# TASK TO CARRY OUT
The required answer is each line in the entries below where "column" occurs.

# Dataset entries
□ □ □ □ □ □ □
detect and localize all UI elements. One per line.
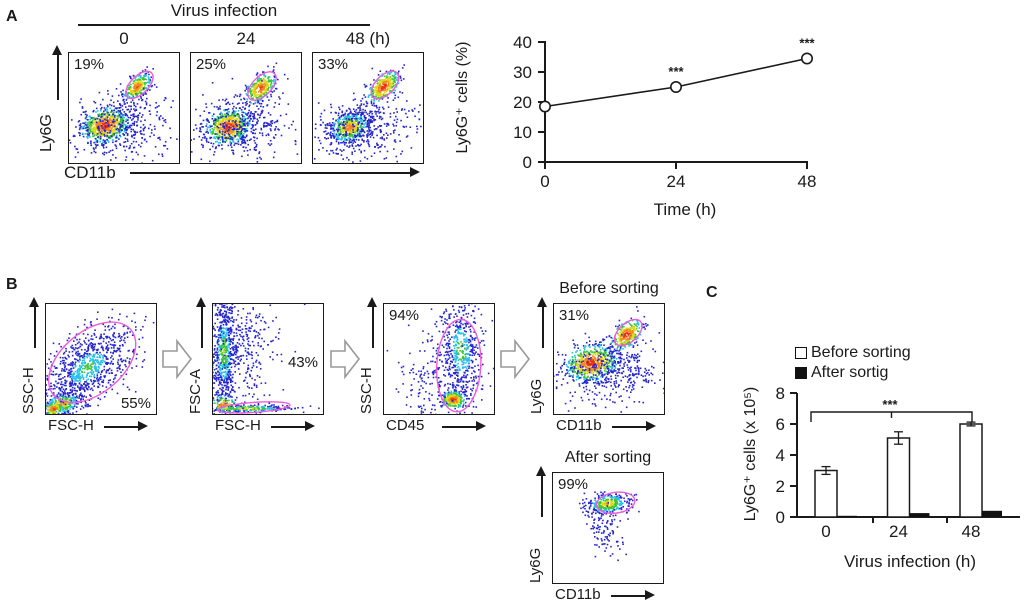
x-axis-line <box>442 426 478 428</box>
xlabel: CD45 <box>386 417 425 434</box>
xlabel: CD11b <box>556 417 602 434</box>
legend-open-square-icon <box>795 347 807 359</box>
flow-plot-a-48h: 33% <box>312 52 424 164</box>
timepoint-48: 48 (h) <box>345 29 391 48</box>
panel-a-ylabel: Ly6G <box>38 114 55 152</box>
y-arrowhead-icon <box>29 297 39 307</box>
flow-dot-plot <box>313 64 422 163</box>
flow-dot-plot <box>191 62 299 163</box>
gate-percentage: 55% <box>120 395 151 412</box>
y-axis-line <box>542 306 544 348</box>
timepoint-0: 0 <box>119 29 129 48</box>
svg-text:40: 40 <box>513 33 532 52</box>
panel-b-label: B <box>6 276 18 293</box>
x-axis-line <box>104 426 140 428</box>
timepoint-24: 24 <box>236 29 256 48</box>
x-axis-line <box>271 426 307 428</box>
ylabel: Ly6G <box>528 378 545 414</box>
line-chart-ylabel: Ly6G⁺ cells (%) <box>454 41 471 154</box>
bar-chart-xlabel: Virus infection (h) <box>844 552 976 571</box>
flow-plot-fsca-fsch: 43% FSC-A FSC-H <box>187 297 324 434</box>
y-axis-line <box>541 475 543 517</box>
svg-text:0: 0 <box>523 153 532 172</box>
xlabel: FSC-H <box>48 417 94 434</box>
flow-dot-plot <box>69 66 178 163</box>
legend-label: Before sorting <box>811 344 911 361</box>
flow-plot-ssch-cd45: 94% SSC-H CD45 <box>358 297 495 434</box>
xlabel: FSC-H <box>215 417 261 434</box>
y-axis-line <box>372 306 374 348</box>
gate-percentage: 19% <box>74 56 105 73</box>
panel-a-x-axis-line <box>130 172 412 174</box>
gate-percentage: 43% <box>287 354 318 371</box>
gate-percentage: 31% <box>559 307 590 324</box>
svg-text:24: 24 <box>667 172 686 191</box>
xlabel: CD11b <box>555 586 601 603</box>
gate-percentage: 33% <box>318 56 349 73</box>
gate-percentage: 94% <box>389 307 420 324</box>
flow-dot-plot <box>213 304 320 414</box>
y-arrowhead-icon <box>367 297 377 307</box>
x-arrowhead-icon <box>476 421 486 431</box>
bar-chart-ylabel: Ly6G⁺ cells (x 10⁵) <box>742 386 759 522</box>
line-chart: 0 10 20 30 40 0 24 48 *** *** <box>513 33 817 191</box>
panel-a-y-axis-line <box>57 54 59 100</box>
gate-percentage: 99% <box>558 476 589 493</box>
flow-plot-ssch-fsch: 55% SSC-H FSC-H <box>20 297 157 434</box>
panel-a-label: A <box>6 8 18 25</box>
x-arrowhead-icon <box>646 421 656 431</box>
legend-label: After sortig <box>811 364 889 381</box>
x-arrowhead-icon <box>305 421 315 431</box>
panel-a-x-arrowhead-icon <box>410 167 420 177</box>
ylabel: SSC-H <box>20 367 37 414</box>
x-arrowhead-icon <box>138 421 148 431</box>
x-axis-line <box>612 426 648 428</box>
svg-text:20: 20 <box>513 93 532 112</box>
y-axis-line <box>201 306 203 348</box>
flow-dot-plot <box>578 491 640 562</box>
ylabel: FSC-A <box>187 369 204 414</box>
flow-dot-plot <box>554 306 664 413</box>
line-chart-xlabel: Time (h) <box>653 200 717 219</box>
y-arrowhead-icon <box>536 466 546 476</box>
svg-text:48: 48 <box>798 172 817 191</box>
flow-plot-a-0h: 19% <box>68 52 180 164</box>
ylabel: SSC-H <box>358 367 375 414</box>
panel-c-label: C <box>706 284 718 301</box>
x-axis-line <box>611 595 647 597</box>
y-axis-line <box>34 306 36 348</box>
flow-arrow-icon <box>330 338 360 380</box>
plot-title: After sorting <box>564 449 652 466</box>
y-arrowhead-icon <box>537 297 547 307</box>
legend-filled-square-icon <box>795 367 807 379</box>
legend-item-after-sorting: After sortig <box>795 364 888 382</box>
flow-plot-after-sorting: After sorting 99% Ly6G CD11b <box>527 449 664 603</box>
flow-dot-plot <box>386 304 494 414</box>
y-arrowhead-icon <box>196 297 206 307</box>
gate-percentage: 25% <box>196 56 227 73</box>
svg-text:10: 10 <box>513 123 532 142</box>
legend-item-before-sorting: Before sorting <box>795 344 911 362</box>
virus-infection-header: Virus infection <box>78 1 370 26</box>
ylabel: Ly6G <box>527 547 544 583</box>
flow-plot-before-sorting: Before sorting 31% Ly6G CD11b <box>528 280 665 434</box>
panel-a-y-arrowhead-icon <box>52 45 62 55</box>
panel-a-xlabel: CD11b <box>64 163 116 182</box>
svg-text:0: 0 <box>540 172 549 191</box>
svg-text:***: *** <box>799 36 815 51</box>
plot-title: Before sorting <box>559 280 659 297</box>
svg-text:***: *** <box>668 64 684 79</box>
svg-text:30: 30 <box>513 63 532 82</box>
flow-arrow-icon <box>162 338 192 380</box>
x-arrowhead-icon <box>645 590 655 600</box>
flow-dot-plot <box>46 308 155 414</box>
flow-plot-a-24h: 25% <box>190 52 302 164</box>
flow-arrow-icon <box>500 338 530 380</box>
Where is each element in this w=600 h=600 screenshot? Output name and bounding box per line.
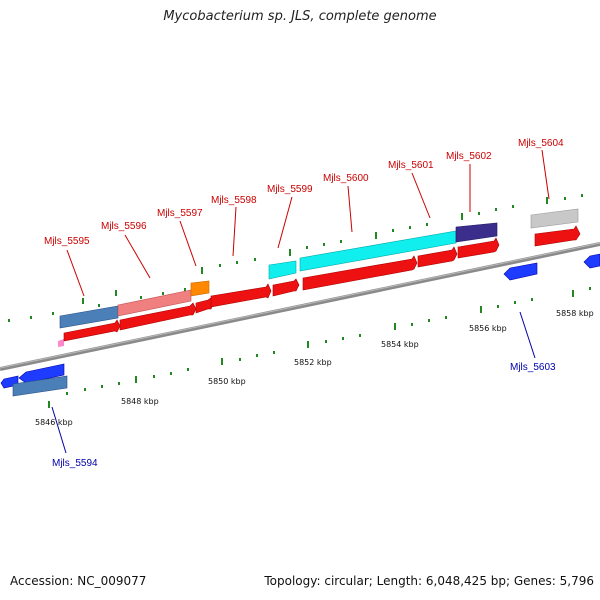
gene-feature-mjls-5596[interactable] [117, 289, 192, 317]
small-feature-marker [58, 339, 64, 347]
label-leader-lines [66, 149, 550, 297]
gene-arrow-mjls-5600[interactable] [302, 255, 418, 291]
accession-label: Accession: NC_009077 [10, 574, 147, 588]
forward-tick-row [8, 194, 583, 322]
gene-arrow-mjls-5604[interactable] [534, 225, 581, 247]
gene-label-mjls-5602[interactable]: Mjls_5602 [446, 151, 492, 162]
gene-label-mjls-5601[interactable]: Mjls_5601 [388, 160, 434, 171]
gene-arrow-reverse-right[interactable] [583, 253, 600, 269]
scale-label-5856: 5856 kbp [469, 324, 507, 333]
gene-arrow-mjls-5598[interactable] [210, 283, 272, 308]
scale-label-5846: 5846 kbp [35, 418, 73, 427]
gene-label-mjls-5603[interactable]: Mjls_5603 [510, 362, 556, 373]
gene-feature-mjls-5600[interactable] [299, 230, 457, 272]
gene-arrow-mjls-5596[interactable] [119, 302, 197, 331]
gene-arrow-mjls-5603[interactable] [503, 262, 538, 281]
scale-label-5854: 5854 kbp [381, 340, 419, 349]
gene-arrow-mjls-5597[interactable] [195, 297, 214, 314]
scale-label-5852: 5852 kbp [294, 358, 332, 367]
gene-feature-mjls-5594[interactable] [12, 375, 68, 397]
gene-label-mjls-5600[interactable]: Mjls_5600 [323, 173, 369, 184]
gene-label-mjls-5598[interactable]: Mjls_5598 [211, 195, 257, 206]
gene-label-mjls-5599[interactable]: Mjls_5599 [267, 184, 313, 195]
gene-arrow-mjls-5599[interactable] [272, 278, 300, 297]
gene-arrow-mjls-5602[interactable] [457, 237, 500, 259]
reverse-label-leader-lines [51, 311, 536, 454]
gene-feature-mjls-5599[interactable] [268, 260, 297, 280]
gene-feature-mjls-5604[interactable] [530, 208, 579, 229]
reverse-tick-row [48, 287, 591, 408]
gene-label-mjls-5596[interactable]: Mjls_5596 [101, 221, 147, 232]
gene-feature-mjls-5597[interactable] [190, 280, 210, 297]
genome-summary-label: Topology: circular; Length: 6,048,425 bp… [264, 574, 594, 588]
scale-label-5850: 5850 kbp [208, 377, 246, 386]
scale-label-5858: 5858 kbp [556, 309, 594, 318]
genome-backbone [0, 242, 600, 371]
gene-label-mjls-5594[interactable]: Mjls_5594 [52, 458, 98, 469]
gene-arrow-mjls-5601[interactable] [417, 246, 458, 268]
gene-feature-mjls-5595[interactable] [59, 305, 119, 329]
gene-feature-mjls-5602[interactable] [455, 222, 498, 243]
map-title: Mycobacterium sp. JLS, complete genome [163, 9, 437, 24]
gene-arrow-mjls-5595[interactable] [63, 319, 121, 342]
gene-label-mjls-5597[interactable]: Mjls_5597 [157, 208, 203, 219]
scale-label-5848: 5848 kbp [121, 397, 159, 406]
gene-label-mjls-5595[interactable]: Mjls_5595 [44, 236, 90, 247]
gene-label-mjls-5604[interactable]: Mjls_5604 [518, 138, 564, 149]
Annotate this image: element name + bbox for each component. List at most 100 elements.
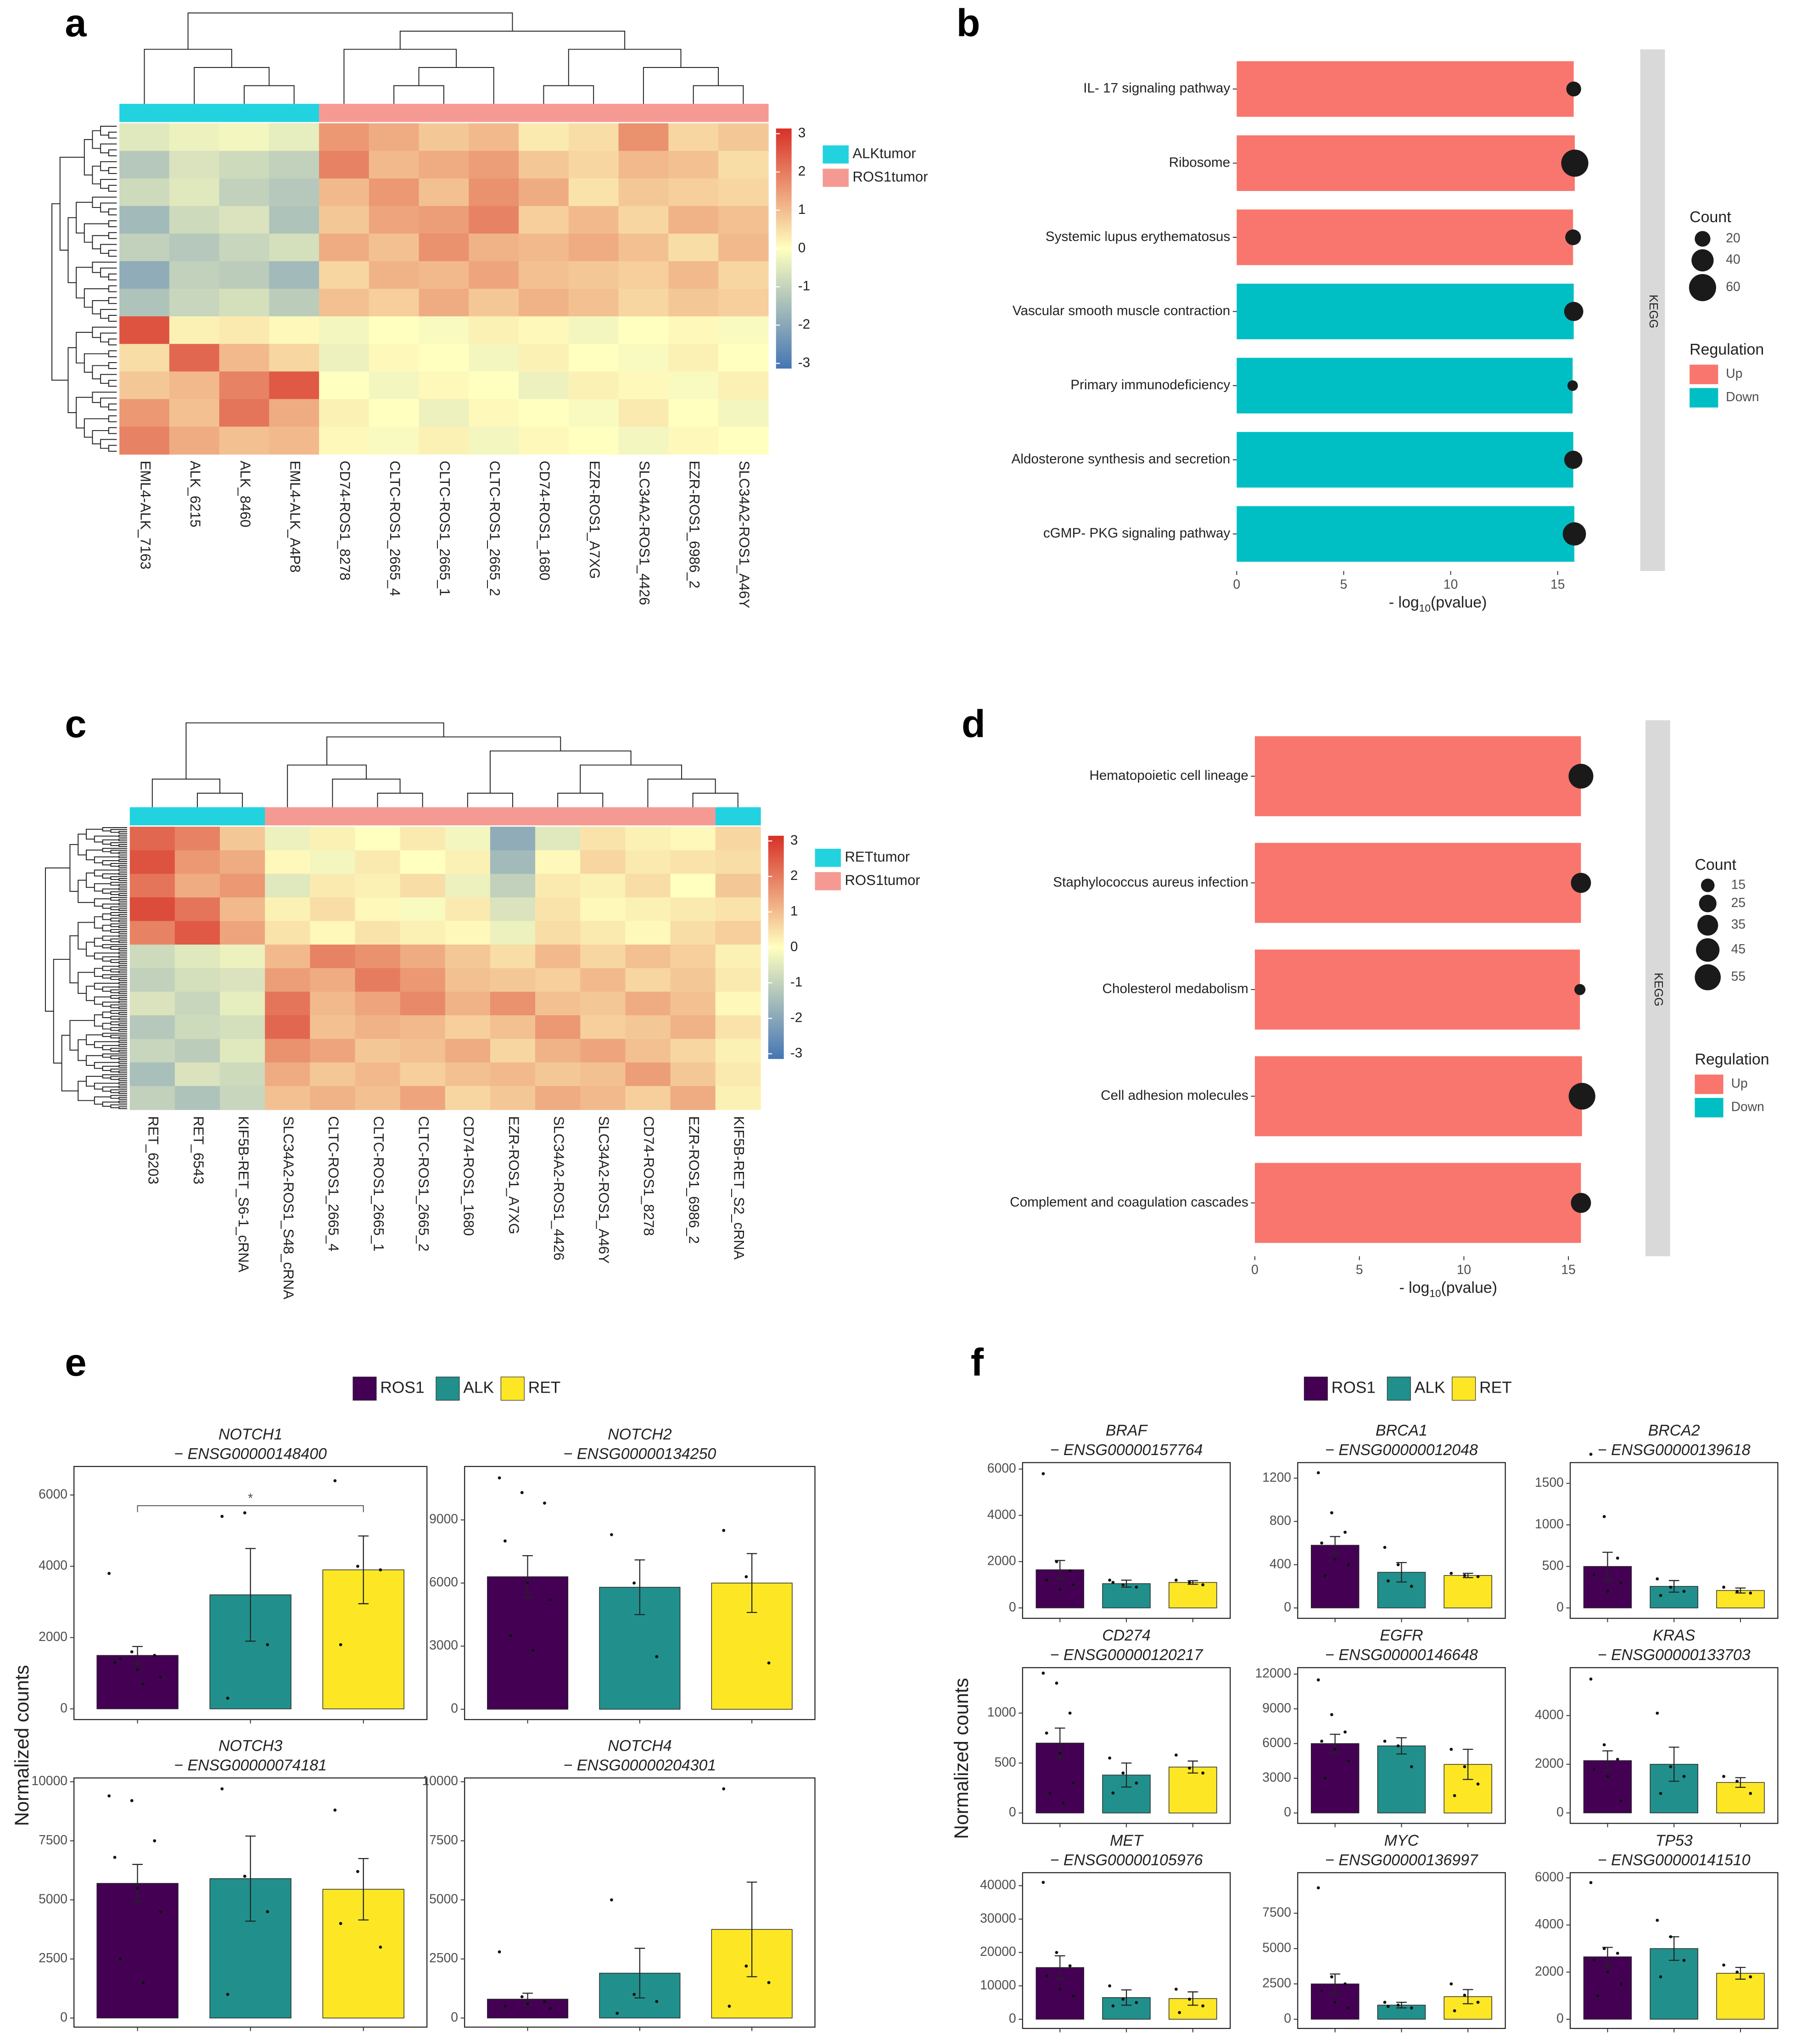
panel-letter: b (957, 1, 980, 45)
y-tick-label: 0 (451, 1701, 458, 1715)
legend-key (815, 872, 841, 890)
heatmap-cell (129, 897, 175, 922)
data-point (1596, 1994, 1600, 1998)
heatmap-cell (445, 991, 491, 1016)
data-point (136, 1668, 139, 1671)
column-label: SLC34A2-ROS1_S48_cRNA (280, 1116, 297, 1299)
data-point (1045, 1731, 1048, 1735)
panel-id: − ENSG00000148400 (174, 1445, 327, 1462)
heatmap-cell (580, 826, 626, 851)
legend-label: Up (1726, 366, 1742, 381)
heatmap-cell (169, 371, 220, 400)
heatmap-cell (355, 850, 401, 874)
significance-label: * (248, 1491, 253, 1506)
data-point (153, 1839, 157, 1842)
heatmap-cell (119, 344, 170, 372)
bar (1236, 506, 1575, 562)
heatmap-cell (419, 289, 470, 317)
heatmap-cell (668, 261, 719, 289)
data-point (1041, 1881, 1045, 1884)
error-bar (1187, 1991, 1198, 2006)
heatmap-cell (219, 371, 270, 400)
heatmap-cell (400, 968, 446, 992)
y-tick-label: 0 (1284, 1804, 1291, 1819)
heatmap-cell (618, 233, 669, 262)
heatmap-cell (419, 261, 470, 289)
count-dot (1564, 302, 1583, 321)
heatmap-cell (580, 991, 626, 1016)
category-label: Vascular smooth muscle contraction (1013, 303, 1230, 318)
heatmap-cell (319, 371, 369, 400)
data-point (226, 1993, 229, 1996)
data-point (130, 1799, 134, 1803)
data-point (1749, 1975, 1752, 1979)
legend-key (815, 849, 841, 867)
heatmap-cell (174, 968, 220, 992)
legend-label: 25 (1731, 895, 1746, 910)
heatmap-cell (169, 399, 220, 427)
heatmap-cell (519, 399, 569, 427)
data-point (333, 1809, 337, 1812)
heatmap-cell (355, 897, 401, 922)
data-point (1072, 1781, 1075, 1785)
data-point (1323, 1776, 1327, 1780)
facet-label: KEGG (1652, 973, 1665, 1007)
heatmap-cell (219, 399, 270, 427)
y-tick-label: 6000 (39, 1486, 67, 1501)
error-bar (634, 1948, 645, 1999)
heatmap-cell (169, 233, 220, 262)
data-point (1383, 1740, 1387, 1743)
column-annotation (169, 104, 220, 122)
heatmap-cell (670, 826, 716, 851)
data-point (520, 1995, 524, 1999)
heatmap-cell (174, 1062, 220, 1086)
x-tick-label: 0 (1233, 577, 1241, 592)
y-tick-label: 0 (60, 2010, 67, 2024)
heatmap-cell (169, 261, 220, 289)
legend-key (352, 1377, 377, 1401)
heatmap-cell (355, 1086, 401, 1110)
x-tick-label: 15 (1550, 577, 1565, 592)
data-point (1041, 1671, 1045, 1675)
heatmap-cell (400, 850, 446, 874)
bar (1102, 1583, 1151, 1608)
legend-key (1695, 1075, 1723, 1094)
legend-label: ALK (463, 1379, 494, 1397)
data-point (1330, 1713, 1333, 1716)
y-tick-label: 800 (1270, 1513, 1291, 1528)
data-point (767, 1981, 771, 1984)
heatmap-cell (445, 1039, 491, 1063)
y-tick-label: 7500 (39, 1832, 67, 1847)
legend-key (822, 168, 849, 187)
heatmap-cell (445, 1086, 491, 1110)
heatmap-cell (129, 968, 175, 992)
legend-label: ROS1tumor (853, 169, 928, 185)
heatmap-cell (625, 897, 671, 922)
heatmap-cell (718, 289, 769, 317)
heatmap-cell (400, 921, 446, 945)
data-point (1619, 1982, 1623, 1986)
x-axis-title-part: 10 (1429, 1288, 1441, 1299)
data-point (1449, 1747, 1453, 1751)
heatmap-cell (119, 261, 170, 289)
legend-dot (1699, 895, 1717, 913)
dendrogram-link (557, 792, 604, 807)
count-dot (1567, 380, 1578, 391)
column-label: EZR-ROS1_A7XG (506, 1116, 522, 1234)
data-point (498, 1950, 501, 1954)
data-point (107, 1572, 111, 1575)
heatmap-cell (129, 1062, 175, 1086)
category-label: IL- 17 signaling pathway (1083, 81, 1230, 96)
data-point (1606, 1775, 1609, 1778)
y-tick-label: 20000 (980, 1944, 1016, 1959)
data-point (1589, 1677, 1593, 1681)
panel-gene: CD274 (1102, 1627, 1151, 1644)
data-point (1735, 1780, 1739, 1783)
data-point (1476, 2000, 1480, 2004)
y-tick-label: 2500 (1262, 1976, 1291, 1990)
data-point (1045, 1974, 1048, 1977)
error-bar (245, 1835, 256, 1922)
heatmap-cell (319, 289, 369, 317)
facet-strip (1645, 720, 1670, 1256)
heatmap-cell (119, 178, 170, 207)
□ □ □ □ □ □ □
# TASK SOLUTION
column-label: SLC34A2-ROS1_S48_cRNA (280, 1116, 297, 1299)
column-annotation (169, 104, 220, 122)
column-label: EZR-ROS1_A7XG (506, 1116, 522, 1234)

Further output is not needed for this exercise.